WHAT TO WORK ON: Filter the entries below, keeping every line that has the word "understand".

SUPPLIED DATA:
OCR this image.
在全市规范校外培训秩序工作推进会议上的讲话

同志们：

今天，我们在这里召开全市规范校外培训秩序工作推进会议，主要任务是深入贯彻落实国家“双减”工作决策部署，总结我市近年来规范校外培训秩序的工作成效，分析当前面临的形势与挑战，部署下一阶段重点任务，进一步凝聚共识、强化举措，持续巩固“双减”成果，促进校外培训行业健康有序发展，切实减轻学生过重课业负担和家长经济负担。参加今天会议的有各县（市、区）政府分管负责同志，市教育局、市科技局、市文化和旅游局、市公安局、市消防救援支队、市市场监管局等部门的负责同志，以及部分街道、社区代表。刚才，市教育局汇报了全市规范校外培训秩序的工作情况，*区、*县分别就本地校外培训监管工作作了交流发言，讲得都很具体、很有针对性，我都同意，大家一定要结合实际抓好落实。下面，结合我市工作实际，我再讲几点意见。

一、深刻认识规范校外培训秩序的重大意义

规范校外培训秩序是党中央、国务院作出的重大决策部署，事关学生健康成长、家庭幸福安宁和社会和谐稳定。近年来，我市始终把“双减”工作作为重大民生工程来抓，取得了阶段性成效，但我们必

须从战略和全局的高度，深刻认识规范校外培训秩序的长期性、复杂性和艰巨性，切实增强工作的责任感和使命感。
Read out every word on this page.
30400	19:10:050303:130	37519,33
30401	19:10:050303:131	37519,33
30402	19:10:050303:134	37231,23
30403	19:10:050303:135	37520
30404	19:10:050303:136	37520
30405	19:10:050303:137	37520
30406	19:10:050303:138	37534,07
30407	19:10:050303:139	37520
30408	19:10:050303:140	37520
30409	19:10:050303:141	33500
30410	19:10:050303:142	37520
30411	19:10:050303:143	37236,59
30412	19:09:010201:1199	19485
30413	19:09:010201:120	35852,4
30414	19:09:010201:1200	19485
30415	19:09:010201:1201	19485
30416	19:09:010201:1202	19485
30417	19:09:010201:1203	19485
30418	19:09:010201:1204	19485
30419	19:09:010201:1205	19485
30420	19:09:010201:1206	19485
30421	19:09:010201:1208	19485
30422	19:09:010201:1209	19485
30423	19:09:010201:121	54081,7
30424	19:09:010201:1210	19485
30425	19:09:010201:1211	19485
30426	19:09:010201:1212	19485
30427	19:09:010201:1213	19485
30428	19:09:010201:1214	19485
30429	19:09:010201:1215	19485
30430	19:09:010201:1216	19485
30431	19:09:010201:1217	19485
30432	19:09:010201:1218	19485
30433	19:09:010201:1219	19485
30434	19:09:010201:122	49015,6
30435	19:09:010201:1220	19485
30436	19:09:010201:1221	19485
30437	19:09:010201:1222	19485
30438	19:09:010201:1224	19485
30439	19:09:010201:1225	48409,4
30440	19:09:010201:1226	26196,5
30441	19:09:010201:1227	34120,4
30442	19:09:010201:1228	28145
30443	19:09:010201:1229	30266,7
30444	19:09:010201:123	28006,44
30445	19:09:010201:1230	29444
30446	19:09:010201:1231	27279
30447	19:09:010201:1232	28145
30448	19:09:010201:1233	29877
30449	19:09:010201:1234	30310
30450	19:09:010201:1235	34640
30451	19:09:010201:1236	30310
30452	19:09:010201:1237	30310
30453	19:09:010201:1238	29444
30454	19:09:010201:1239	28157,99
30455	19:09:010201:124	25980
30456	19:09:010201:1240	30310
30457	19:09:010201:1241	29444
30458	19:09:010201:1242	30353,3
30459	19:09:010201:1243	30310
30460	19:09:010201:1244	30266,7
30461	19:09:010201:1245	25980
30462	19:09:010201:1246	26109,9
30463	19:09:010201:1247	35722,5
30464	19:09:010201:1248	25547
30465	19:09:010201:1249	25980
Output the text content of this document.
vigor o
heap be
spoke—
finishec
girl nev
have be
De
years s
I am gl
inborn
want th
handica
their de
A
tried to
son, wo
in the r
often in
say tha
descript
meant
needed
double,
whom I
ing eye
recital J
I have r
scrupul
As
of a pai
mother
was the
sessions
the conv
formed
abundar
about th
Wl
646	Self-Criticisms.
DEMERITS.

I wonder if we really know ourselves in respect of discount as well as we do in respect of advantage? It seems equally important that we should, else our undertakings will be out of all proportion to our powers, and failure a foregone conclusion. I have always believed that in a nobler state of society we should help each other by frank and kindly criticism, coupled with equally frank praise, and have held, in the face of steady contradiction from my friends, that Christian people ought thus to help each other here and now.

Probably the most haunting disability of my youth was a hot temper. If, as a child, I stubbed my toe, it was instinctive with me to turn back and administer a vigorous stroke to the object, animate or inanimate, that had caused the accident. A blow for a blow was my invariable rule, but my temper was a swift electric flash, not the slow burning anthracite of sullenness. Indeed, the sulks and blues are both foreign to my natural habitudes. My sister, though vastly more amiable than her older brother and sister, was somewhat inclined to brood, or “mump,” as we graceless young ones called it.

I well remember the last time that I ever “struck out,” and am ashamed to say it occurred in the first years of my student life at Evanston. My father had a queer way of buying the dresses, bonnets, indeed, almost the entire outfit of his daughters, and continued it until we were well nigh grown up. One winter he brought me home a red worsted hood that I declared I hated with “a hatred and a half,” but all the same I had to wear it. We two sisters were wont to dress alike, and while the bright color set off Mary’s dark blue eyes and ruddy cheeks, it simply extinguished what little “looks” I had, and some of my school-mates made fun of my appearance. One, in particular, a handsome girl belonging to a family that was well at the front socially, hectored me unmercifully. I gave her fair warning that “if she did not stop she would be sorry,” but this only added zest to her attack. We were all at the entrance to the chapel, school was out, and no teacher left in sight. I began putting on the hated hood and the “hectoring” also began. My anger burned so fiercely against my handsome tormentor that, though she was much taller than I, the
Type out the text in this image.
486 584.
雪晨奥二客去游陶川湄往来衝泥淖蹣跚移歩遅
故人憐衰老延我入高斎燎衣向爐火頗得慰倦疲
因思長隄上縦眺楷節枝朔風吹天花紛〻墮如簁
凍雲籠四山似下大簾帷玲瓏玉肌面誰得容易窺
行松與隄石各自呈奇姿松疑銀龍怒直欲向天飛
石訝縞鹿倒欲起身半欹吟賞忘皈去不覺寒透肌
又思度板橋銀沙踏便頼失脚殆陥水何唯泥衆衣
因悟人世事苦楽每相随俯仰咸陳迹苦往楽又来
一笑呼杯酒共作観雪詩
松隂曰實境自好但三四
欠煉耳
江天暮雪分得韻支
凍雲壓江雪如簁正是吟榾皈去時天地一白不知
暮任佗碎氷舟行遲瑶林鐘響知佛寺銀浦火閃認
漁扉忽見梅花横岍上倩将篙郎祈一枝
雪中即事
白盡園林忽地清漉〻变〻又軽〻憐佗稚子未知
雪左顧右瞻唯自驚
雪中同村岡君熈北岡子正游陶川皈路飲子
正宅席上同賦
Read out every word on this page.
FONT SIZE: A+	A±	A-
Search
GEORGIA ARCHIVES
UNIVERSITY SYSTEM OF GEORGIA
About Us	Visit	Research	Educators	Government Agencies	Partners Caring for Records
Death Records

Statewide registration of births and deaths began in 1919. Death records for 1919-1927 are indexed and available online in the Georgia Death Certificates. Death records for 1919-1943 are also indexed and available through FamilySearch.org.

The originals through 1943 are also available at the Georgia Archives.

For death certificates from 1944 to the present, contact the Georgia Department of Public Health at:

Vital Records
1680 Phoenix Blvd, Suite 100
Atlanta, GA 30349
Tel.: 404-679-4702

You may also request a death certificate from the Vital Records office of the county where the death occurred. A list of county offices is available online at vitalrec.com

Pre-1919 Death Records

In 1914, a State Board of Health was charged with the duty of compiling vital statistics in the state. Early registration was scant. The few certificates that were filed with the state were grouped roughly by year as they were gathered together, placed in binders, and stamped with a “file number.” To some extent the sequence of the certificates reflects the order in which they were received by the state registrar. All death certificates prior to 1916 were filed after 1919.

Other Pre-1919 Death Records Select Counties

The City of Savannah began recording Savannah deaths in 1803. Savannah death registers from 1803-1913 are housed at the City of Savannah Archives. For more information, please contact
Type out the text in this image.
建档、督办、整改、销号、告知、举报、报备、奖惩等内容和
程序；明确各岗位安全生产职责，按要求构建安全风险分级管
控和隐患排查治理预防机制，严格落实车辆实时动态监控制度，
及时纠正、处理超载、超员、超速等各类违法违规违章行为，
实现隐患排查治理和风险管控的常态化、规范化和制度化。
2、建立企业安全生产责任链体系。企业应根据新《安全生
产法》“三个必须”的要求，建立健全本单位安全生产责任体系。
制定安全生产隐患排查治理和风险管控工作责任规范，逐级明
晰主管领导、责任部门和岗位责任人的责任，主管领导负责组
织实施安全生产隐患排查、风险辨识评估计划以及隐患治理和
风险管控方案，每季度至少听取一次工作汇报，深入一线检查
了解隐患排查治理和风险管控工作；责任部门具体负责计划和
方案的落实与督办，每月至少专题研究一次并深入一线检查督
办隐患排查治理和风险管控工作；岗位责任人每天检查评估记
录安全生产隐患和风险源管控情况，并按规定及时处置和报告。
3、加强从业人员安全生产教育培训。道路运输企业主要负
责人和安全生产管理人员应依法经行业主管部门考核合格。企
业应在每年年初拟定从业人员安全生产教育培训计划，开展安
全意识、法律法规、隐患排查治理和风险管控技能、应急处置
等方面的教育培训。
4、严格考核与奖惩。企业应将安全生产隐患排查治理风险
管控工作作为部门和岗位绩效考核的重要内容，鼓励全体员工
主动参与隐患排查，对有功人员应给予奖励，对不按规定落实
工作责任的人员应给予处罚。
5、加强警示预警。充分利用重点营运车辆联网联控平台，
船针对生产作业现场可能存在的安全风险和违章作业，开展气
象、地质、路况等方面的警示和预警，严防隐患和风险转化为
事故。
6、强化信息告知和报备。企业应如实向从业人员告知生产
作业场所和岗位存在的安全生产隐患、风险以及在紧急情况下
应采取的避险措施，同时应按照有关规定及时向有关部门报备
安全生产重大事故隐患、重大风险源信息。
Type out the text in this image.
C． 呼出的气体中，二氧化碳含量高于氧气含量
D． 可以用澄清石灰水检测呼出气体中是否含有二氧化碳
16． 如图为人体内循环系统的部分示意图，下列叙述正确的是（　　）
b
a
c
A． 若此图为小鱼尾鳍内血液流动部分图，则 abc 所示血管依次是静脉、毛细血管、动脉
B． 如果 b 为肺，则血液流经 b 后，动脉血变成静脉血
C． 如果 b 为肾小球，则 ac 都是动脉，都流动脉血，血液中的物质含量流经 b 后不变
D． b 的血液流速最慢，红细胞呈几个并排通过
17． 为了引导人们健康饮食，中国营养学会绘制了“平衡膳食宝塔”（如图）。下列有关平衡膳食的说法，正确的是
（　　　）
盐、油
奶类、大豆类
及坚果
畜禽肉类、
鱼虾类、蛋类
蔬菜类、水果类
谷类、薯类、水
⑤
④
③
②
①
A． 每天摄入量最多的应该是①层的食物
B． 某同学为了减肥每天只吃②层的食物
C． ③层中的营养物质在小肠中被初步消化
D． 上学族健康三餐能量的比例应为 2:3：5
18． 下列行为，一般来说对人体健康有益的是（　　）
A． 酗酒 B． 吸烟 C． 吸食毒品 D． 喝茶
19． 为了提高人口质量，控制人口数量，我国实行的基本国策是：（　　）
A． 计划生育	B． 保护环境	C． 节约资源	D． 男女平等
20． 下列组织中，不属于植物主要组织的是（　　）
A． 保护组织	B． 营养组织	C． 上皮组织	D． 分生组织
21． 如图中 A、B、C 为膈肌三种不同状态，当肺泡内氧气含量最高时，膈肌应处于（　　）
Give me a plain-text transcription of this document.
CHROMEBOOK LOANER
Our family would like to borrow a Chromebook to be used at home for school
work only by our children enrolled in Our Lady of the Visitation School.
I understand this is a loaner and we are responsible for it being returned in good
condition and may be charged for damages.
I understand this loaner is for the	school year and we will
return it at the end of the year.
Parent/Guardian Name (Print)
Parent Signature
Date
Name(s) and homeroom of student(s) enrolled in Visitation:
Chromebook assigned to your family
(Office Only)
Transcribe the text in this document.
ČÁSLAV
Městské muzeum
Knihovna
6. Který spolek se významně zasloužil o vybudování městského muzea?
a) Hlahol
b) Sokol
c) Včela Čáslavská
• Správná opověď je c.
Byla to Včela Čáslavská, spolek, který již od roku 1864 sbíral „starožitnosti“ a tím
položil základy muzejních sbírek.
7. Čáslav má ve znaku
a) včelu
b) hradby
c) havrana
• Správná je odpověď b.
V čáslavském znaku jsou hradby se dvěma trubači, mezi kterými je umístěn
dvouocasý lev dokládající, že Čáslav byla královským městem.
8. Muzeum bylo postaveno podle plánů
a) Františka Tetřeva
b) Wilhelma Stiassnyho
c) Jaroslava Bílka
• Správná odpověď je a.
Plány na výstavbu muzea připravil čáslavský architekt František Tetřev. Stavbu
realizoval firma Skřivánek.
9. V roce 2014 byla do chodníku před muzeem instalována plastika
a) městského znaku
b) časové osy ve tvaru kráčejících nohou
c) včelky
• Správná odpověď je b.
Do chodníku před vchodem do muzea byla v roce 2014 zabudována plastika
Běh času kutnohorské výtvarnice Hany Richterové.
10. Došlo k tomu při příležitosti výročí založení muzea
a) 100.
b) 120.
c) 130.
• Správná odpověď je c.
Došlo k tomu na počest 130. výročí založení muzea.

SOLVED PROBLEM:
I understand this is a loaner and we are responsible for it being returned in good
I understand this loaner is for the	school year and we will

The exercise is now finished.